--- start of Data provided ---

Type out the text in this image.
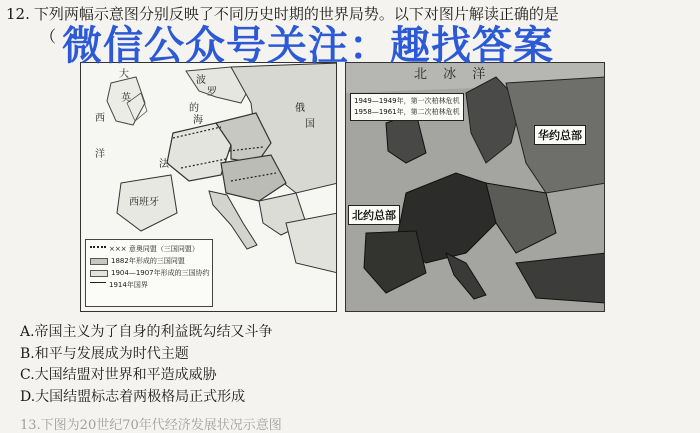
12. 下列两幅示意图分别反映了不同历史时期的世界局势。以下对图片解读正确的是
（
大
西
洋
波
罗
的
海
俄
国
西班牙
英
法
××× 意奥同盟（三国同盟）
1882年形成的三国同盟
1904—1907年形成的三国协约
1914年国界
北 冰 洋
1949—1949年，第一次柏林危机
1958—1961年，第二次柏林危机
华约总部
北约总部
微信公众号关注：趣找答案
A.帝国主义为了自身的利益既勾结又斗争
B.和平与发展成为时代主题
C.大国结盟对世界和平造成威胁
D.大国结盟标志着两极格局正式形成
13.下图为20世纪70年代经济发展状况示意图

--- end of Data provided ---

§ **To do**: In this exercise, set down all of the data exactly, without the pictures.

§ **Final result**:
Type out the text in this image.
12. 下列两幅示意图分别反映了不同历史时期的世界局势。以下对图片解读正确的是
（
大
西
洋
波
罗
的
海
俄
国
西班牙
英
法
××× 意奥同盟（三国同盟）
1882年形成的三国同盟
1904—1907年形成的三国协约
1914年国界
北 冰 洋
1949—1949年，第一次柏林危机
1958—1961年，第二次柏林危机
华约总部
北约总部
微信公众号关注：趣找答案
A.帝国主义为了自身的利益既勾结又斗争
B.和平与发展成为时代主题
C.大国结盟对世界和平造成威胁
D.大国结盟标志着两极格局正式形成
13.下图为20世纪70年代经济发展状况示意图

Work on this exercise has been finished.